-- PROVIDED RECORDS start --

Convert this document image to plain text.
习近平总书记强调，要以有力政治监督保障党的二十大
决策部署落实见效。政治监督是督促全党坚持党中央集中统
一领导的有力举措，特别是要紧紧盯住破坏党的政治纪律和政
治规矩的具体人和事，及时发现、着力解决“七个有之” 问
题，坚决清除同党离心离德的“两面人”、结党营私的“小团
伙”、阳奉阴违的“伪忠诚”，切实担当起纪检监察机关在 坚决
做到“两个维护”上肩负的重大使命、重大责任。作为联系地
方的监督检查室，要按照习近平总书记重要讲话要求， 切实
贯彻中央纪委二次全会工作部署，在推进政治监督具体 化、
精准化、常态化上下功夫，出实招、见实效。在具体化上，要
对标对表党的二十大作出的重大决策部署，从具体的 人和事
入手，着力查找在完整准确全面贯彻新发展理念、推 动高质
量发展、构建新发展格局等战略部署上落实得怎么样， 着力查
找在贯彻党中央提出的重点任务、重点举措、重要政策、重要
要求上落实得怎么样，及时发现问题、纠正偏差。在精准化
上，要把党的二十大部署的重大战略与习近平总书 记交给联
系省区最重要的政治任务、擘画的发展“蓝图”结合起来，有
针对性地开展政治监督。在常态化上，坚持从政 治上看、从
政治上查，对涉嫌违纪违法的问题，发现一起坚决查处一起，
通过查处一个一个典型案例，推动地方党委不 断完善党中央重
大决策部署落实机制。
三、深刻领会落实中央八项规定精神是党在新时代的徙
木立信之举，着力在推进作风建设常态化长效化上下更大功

-- PROVIDED RECORDS end --

*TASK:*
Would you give the material above again, complete and exact?

*TASK SOLUTION:*
Convert this document image to plain text.
习近平总书记强调，要以有力政治监督保障党的二十大
决策部署落实见效。政治监督是督促全党坚持党中央集中统
一领导的有力举措，特别是要紧紧盯住破坏党的政治纪律和政
治规矩的具体人和事，及时发现、着力解决“七个有之” 问
题，坚决清除同党离心离德的“两面人”、结党营私的“小团
伙”、阳奉阴违的“伪忠诚”，切实担当起纪检监察机关在 坚决
做到“两个维护”上肩负的重大使命、重大责任。作为联系地
方的监督检查室，要按照习近平总书记重要讲话要求， 切实
贯彻中央纪委二次全会工作部署，在推进政治监督具体 化、
精准化、常态化上下功夫，出实招、见实效。在具体化上，要
对标对表党的二十大作出的重大决策部署，从具体的 人和事
入手，着力查找在完整准确全面贯彻新发展理念、推 动高质
量发展、构建新发展格局等战略部署上落实得怎么样， 着力查
找在贯彻党中央提出的重点任务、重点举措、重要政策、重要
要求上落实得怎么样，及时发现问题、纠正偏差。在精准化
上，要把党的二十大部署的重大战略与习近平总书 记交给联
系省区最重要的政治任务、擘画的发展“蓝图”结合起来，有
针对性地开展政治监督。在常态化上，坚持从政 治上看、从
政治上查，对涉嫌违纪违法的问题，发现一起坚决查处一起，
通过查处一个一个典型案例，推动地方党委不 断完善党中央重
大决策部署落实机制。
三、深刻领会落实中央八项规定精神是党在新时代的徙
木立信之举，着力在推进作风建设常态化长效化上下更大功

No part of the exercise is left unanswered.